Written exercise:
Pick out each line of the records that includes the string "dmax", and copy it.

Figure record extracts:
++++++++++++++++++++

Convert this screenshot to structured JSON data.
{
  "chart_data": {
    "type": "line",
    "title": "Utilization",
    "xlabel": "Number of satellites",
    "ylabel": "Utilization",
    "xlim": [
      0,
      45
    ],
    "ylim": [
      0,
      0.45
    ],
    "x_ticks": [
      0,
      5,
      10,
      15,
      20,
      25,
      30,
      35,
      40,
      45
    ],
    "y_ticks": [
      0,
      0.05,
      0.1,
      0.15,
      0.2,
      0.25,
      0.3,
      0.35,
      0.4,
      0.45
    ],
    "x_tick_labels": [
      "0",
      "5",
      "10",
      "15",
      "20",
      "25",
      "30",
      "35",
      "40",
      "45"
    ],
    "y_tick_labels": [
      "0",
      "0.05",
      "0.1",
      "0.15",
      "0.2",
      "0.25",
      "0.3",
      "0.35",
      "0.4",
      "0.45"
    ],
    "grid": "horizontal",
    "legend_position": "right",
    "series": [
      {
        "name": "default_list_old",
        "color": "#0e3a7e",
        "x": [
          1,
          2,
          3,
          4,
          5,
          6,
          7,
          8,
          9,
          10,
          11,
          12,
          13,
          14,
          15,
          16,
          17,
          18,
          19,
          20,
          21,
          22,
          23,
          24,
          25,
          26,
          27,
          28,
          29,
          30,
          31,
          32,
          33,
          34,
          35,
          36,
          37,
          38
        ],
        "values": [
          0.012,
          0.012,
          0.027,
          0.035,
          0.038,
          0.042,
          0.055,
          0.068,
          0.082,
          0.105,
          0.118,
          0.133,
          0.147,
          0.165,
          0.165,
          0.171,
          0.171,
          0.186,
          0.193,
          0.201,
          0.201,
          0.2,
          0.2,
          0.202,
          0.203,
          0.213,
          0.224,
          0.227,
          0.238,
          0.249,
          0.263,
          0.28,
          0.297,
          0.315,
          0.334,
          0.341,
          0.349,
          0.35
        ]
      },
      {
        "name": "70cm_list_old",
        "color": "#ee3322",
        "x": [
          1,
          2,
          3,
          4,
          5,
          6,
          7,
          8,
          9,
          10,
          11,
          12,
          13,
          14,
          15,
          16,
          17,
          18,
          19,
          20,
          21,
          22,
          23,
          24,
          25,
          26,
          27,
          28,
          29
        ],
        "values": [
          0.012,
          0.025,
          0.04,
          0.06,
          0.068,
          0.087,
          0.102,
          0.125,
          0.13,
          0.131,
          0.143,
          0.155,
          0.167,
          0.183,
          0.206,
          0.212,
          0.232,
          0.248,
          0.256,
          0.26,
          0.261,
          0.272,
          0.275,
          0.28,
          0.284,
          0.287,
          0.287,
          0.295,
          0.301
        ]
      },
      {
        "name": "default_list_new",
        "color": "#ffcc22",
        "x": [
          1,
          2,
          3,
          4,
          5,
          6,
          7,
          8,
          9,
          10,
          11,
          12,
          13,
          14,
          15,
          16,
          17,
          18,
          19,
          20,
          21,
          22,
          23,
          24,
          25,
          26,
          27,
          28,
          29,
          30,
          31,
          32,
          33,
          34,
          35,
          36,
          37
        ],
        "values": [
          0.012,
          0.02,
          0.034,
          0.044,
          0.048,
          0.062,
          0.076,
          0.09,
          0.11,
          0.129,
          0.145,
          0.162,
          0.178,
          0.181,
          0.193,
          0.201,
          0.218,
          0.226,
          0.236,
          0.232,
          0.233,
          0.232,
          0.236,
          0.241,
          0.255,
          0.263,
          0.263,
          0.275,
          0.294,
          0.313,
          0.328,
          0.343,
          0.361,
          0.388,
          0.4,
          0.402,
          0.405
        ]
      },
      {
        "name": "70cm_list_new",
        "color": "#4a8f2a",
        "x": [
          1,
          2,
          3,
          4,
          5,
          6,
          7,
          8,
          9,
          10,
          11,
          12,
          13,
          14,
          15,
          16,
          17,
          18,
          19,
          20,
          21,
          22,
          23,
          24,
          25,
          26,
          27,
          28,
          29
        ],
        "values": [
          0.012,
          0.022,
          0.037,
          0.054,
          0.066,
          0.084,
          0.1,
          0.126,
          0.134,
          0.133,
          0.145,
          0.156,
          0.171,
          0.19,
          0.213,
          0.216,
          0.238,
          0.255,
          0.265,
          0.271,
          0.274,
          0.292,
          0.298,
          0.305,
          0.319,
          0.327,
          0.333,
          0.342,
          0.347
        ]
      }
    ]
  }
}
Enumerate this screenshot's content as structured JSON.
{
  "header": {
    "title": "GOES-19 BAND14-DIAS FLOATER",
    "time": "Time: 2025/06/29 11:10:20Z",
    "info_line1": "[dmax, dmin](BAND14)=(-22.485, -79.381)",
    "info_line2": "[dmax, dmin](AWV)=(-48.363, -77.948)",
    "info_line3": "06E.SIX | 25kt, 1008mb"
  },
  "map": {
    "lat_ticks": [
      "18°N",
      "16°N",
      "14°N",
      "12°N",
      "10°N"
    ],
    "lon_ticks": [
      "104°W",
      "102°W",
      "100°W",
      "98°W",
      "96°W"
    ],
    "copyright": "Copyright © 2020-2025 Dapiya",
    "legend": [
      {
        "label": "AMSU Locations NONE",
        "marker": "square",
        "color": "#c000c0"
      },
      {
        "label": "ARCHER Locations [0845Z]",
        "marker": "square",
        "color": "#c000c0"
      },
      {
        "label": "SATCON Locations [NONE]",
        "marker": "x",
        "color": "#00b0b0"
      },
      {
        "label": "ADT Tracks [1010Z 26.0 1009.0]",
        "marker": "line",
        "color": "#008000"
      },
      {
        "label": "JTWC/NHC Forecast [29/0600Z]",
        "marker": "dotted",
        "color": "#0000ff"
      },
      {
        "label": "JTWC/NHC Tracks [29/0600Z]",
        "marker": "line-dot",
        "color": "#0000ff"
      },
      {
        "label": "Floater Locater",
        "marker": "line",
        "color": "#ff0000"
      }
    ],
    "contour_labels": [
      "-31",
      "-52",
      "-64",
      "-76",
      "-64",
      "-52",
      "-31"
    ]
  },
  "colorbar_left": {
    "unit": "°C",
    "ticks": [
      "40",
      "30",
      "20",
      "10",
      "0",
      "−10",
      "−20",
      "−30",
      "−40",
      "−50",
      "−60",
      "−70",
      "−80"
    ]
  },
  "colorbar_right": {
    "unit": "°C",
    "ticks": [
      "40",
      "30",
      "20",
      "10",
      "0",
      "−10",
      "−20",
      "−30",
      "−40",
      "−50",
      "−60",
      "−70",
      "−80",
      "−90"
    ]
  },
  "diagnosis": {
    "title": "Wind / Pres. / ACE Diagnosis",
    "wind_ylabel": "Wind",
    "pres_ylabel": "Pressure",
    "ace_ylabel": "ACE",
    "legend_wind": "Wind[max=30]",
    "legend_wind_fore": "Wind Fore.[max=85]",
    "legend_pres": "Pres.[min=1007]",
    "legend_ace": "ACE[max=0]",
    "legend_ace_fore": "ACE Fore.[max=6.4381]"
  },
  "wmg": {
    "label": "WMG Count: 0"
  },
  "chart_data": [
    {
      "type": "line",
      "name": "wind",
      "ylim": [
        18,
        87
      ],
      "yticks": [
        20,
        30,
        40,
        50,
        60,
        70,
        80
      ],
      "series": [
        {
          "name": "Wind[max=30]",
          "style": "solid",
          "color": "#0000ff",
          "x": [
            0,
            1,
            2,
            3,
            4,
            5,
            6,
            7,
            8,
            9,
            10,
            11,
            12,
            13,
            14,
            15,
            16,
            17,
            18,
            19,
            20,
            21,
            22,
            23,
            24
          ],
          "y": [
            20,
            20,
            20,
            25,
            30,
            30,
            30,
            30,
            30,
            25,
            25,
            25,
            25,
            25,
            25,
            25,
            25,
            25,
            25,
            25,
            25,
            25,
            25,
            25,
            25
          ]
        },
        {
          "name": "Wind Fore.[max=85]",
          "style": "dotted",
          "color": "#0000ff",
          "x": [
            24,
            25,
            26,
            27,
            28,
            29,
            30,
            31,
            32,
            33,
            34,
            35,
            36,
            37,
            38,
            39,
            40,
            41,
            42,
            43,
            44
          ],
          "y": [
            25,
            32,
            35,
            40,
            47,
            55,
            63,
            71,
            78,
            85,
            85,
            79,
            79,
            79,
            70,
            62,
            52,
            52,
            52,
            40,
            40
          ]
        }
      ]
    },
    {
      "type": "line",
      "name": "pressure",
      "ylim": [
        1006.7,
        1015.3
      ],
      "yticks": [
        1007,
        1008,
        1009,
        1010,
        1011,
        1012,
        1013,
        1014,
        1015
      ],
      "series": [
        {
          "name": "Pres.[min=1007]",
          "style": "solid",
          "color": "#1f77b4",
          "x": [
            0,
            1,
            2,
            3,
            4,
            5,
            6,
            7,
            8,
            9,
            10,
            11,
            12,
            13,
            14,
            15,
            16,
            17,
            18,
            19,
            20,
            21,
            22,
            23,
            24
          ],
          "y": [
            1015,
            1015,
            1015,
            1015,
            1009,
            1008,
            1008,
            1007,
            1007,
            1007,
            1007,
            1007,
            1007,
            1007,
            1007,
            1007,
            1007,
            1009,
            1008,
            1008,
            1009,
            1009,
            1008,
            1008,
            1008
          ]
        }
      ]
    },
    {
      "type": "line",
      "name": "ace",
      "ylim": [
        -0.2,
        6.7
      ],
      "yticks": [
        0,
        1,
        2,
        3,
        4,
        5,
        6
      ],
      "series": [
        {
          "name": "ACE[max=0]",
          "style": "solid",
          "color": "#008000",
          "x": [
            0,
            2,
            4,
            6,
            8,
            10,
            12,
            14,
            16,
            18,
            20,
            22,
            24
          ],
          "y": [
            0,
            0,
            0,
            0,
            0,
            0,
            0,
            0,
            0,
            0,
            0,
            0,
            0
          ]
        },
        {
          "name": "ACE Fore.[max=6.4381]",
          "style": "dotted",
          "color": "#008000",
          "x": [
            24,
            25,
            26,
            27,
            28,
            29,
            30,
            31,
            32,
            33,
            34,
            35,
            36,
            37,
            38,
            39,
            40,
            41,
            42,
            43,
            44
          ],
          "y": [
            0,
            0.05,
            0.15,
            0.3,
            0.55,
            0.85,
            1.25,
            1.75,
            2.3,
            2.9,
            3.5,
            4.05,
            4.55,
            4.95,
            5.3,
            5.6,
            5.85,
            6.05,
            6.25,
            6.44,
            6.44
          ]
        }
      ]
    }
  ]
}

++++++++++++++++++++

Exercise solution:
    "info_line1": "[dmax, dmin](BAND14)=(-22.485, -79.381)",
    "info_line2": "[dmax, dmin](AWV)=(-48.363, -77.948)",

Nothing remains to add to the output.